• Extract to read:
• • •

Thor: The Movie Reviewgitation
A reviewgitation of Thor with
Direcow, Kakita and Korgath
Thors-day Thorsday FUN FUN FUN
You’ll probably have noticed that yesterday was Thors-day, otherwise known as the day we all go watch and review Thor. You might have noticed that we’ve been talking a lot of Thor lately. And why shouldn’t we? It’s the first of the big Marvel movies this year, and it sets the stage for subsequent Marvel movies. And Thor does not disappoint. It’s a solid story, with great characters, moving relationships and snappy dialogue.
To recap: Thor is based on the original Norse myth – except with a spin on technology taking it quite a bit aways from the original Norse roots while still being strongly entrenched. Thor (Chris Hemsworth) is Odinson, aka son of Odin (Anthony Hopkins), and together with his brother Loki (the brilliant Tom Hiddleston) they stand in line to ascend to the throne of Asgard when Odin decides to take a step down. Thor, in a bid to impress his father, screws up royally, and is banished to Midgard (aka Earth) and it is there the movie begins.
When I came into the theatre, I was worried that Thor would be too niche in its plot (he is a God/Astral space being). I’m glad to report that it’s not the case. While you have awesome vistas from gleaming gold Asgard to freezing cold Jotunheim and Norse mythology like the Bifrost, Rainbow bridge and the like, it’s all magic really, and it seems that magic is a lot easier to swallow than technobabble.

• • •

• Stored data:
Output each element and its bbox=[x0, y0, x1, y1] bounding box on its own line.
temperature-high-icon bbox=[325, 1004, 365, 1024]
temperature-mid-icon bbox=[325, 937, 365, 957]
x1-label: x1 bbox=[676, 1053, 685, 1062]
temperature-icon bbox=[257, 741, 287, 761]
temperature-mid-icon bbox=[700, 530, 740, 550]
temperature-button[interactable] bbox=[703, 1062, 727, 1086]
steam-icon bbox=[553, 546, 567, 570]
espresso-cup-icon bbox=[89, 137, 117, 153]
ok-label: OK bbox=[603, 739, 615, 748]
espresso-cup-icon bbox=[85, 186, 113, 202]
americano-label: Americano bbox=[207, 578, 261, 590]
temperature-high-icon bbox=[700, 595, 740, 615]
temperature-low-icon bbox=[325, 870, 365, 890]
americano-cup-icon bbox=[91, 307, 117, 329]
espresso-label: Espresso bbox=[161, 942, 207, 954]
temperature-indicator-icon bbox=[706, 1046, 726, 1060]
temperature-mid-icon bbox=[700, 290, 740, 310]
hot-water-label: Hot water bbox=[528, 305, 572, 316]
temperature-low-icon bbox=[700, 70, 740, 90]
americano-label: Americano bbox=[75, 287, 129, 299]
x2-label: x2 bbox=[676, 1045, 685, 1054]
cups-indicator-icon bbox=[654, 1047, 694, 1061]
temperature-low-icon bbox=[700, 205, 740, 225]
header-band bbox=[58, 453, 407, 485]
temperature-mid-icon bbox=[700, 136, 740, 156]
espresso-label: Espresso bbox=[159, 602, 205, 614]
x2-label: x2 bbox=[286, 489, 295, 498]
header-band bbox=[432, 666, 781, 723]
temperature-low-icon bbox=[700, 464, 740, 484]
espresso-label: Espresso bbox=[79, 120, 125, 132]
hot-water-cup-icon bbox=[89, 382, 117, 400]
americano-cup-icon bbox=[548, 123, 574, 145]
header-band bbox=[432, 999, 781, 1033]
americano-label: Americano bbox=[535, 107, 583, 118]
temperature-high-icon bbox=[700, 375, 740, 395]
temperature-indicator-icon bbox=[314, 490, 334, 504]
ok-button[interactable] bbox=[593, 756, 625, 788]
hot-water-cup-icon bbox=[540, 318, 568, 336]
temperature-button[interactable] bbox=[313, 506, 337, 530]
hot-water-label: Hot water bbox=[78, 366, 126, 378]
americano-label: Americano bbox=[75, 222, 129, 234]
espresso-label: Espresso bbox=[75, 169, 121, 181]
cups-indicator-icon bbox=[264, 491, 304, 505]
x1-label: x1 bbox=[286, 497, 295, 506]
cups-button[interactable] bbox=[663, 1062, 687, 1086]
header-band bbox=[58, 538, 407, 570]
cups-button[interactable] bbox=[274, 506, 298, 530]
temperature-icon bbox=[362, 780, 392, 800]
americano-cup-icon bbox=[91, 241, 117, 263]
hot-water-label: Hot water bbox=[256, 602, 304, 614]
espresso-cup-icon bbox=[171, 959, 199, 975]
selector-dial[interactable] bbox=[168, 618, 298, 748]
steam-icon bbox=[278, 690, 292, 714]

• • •

• What is expected:
Write out the passage of the Thor review from "Thor: The Movie" to "and snappy dialogue.", word for word.

• Response:
Thor: The Movie Reviewgitation
A reviewgitation of Thor with
Direcow, Kakita and Korgath
Thors-day Thorsday FUN FUN FUN
You’ll probably have noticed that yesterday was Thors-day, otherwise known as the day we all go watch and review Thor. You might have noticed that we’ve been talking a lot of Thor lately. And why shouldn’t we? It’s the first of the big Marvel movies this year, and it sets the stage for subsequent Marvel movies. And Thor does not disappoint. It’s a solid story, with great characters, moving relationships and snappy dialogue.